• SOURCE MATERIAL
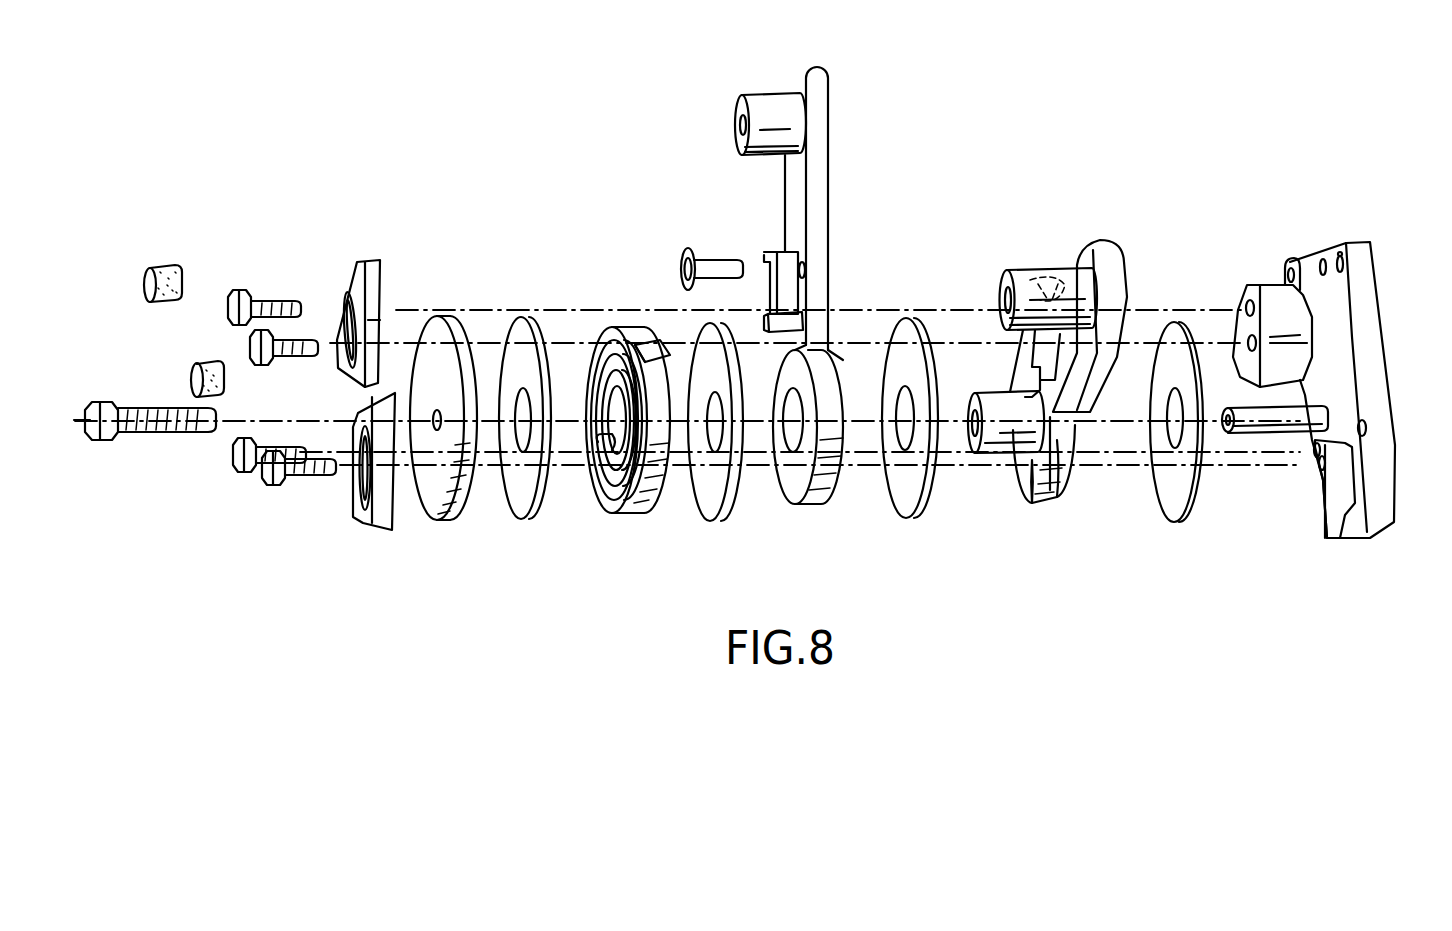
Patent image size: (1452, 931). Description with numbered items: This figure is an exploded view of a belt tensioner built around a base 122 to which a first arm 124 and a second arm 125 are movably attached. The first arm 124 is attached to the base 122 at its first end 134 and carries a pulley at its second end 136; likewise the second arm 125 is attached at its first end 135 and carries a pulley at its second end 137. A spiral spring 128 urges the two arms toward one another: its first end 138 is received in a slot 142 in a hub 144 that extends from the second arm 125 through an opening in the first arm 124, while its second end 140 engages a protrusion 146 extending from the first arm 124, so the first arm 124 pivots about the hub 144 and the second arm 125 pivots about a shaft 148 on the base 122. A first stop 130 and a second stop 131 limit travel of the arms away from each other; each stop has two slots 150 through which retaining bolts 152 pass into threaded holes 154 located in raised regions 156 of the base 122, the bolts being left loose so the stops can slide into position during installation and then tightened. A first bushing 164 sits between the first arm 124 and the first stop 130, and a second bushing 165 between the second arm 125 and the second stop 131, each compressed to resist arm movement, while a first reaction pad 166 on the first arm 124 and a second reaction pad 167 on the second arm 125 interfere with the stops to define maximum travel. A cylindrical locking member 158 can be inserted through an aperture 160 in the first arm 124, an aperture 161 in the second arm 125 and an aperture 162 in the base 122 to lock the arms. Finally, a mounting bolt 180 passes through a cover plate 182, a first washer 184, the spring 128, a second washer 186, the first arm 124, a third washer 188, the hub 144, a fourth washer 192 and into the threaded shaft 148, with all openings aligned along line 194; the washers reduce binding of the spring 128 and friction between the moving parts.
--
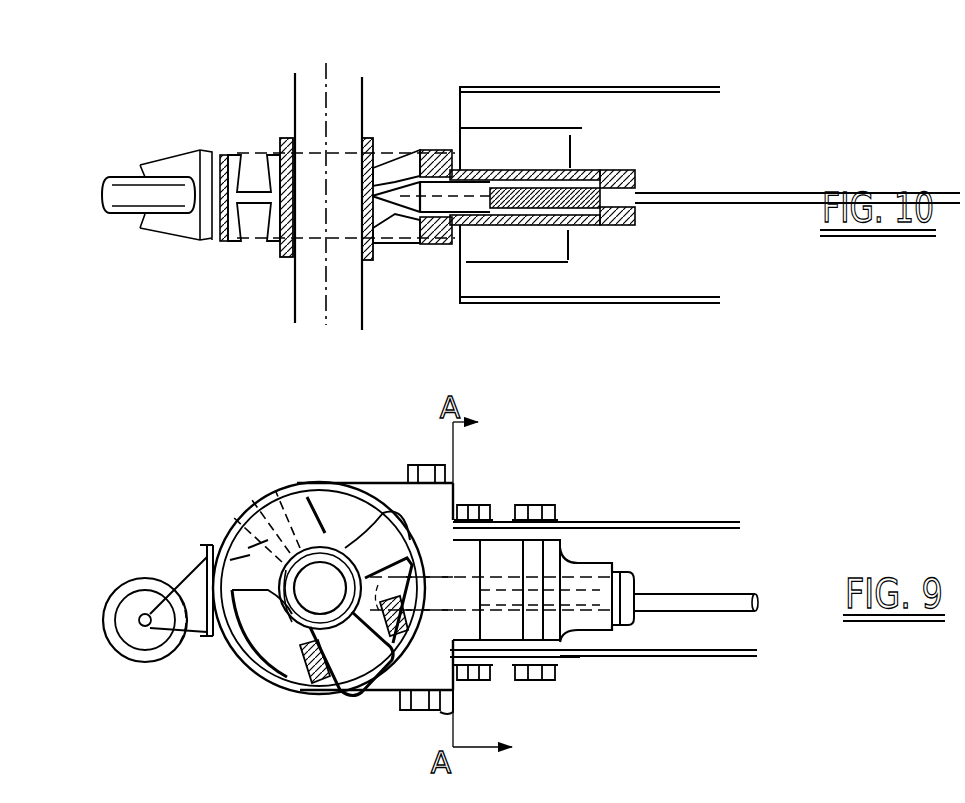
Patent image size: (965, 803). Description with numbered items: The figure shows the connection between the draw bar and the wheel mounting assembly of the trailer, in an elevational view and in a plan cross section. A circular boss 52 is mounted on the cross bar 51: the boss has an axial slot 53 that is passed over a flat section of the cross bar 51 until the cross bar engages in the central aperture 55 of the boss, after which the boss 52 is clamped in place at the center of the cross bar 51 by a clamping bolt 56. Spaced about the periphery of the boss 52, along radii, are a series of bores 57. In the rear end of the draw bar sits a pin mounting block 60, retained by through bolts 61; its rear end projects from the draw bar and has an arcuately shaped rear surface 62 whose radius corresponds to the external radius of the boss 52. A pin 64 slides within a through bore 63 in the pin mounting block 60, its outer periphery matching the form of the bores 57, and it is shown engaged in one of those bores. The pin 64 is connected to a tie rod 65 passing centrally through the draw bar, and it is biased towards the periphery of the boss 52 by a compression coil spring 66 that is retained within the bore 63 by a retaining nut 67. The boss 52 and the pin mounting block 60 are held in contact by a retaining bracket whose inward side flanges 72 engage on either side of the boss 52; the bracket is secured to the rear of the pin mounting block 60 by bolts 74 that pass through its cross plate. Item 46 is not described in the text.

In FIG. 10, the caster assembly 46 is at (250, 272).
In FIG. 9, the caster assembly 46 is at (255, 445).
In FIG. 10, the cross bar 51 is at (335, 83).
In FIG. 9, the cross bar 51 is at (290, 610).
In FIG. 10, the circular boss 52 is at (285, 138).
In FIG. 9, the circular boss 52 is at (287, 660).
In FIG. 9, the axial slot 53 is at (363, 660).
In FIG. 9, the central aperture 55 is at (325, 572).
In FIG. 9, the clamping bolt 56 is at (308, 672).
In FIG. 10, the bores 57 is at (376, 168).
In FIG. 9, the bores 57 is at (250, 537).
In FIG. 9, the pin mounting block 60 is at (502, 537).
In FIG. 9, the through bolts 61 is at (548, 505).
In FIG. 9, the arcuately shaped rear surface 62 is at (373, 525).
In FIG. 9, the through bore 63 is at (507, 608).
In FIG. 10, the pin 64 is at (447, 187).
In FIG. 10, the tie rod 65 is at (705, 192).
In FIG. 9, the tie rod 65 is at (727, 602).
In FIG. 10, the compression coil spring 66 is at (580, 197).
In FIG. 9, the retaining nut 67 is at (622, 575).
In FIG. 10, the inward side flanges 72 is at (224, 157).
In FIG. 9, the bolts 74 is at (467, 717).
--
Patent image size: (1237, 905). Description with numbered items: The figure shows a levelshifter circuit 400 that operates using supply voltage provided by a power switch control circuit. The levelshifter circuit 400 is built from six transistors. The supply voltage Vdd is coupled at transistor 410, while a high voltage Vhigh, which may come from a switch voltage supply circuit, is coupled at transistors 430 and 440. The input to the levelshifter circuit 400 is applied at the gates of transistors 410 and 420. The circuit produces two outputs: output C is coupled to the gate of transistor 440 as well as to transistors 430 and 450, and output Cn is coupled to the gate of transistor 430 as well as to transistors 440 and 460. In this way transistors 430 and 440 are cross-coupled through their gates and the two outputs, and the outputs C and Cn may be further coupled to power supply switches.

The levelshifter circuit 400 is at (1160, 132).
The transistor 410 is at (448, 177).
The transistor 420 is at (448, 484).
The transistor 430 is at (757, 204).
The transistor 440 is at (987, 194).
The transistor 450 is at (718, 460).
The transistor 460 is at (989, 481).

• WHAT THE TASK REQUIRES
How many lines of the data above contain the word "transistor"? Reply with the number alone.

• THE RESPONSE
7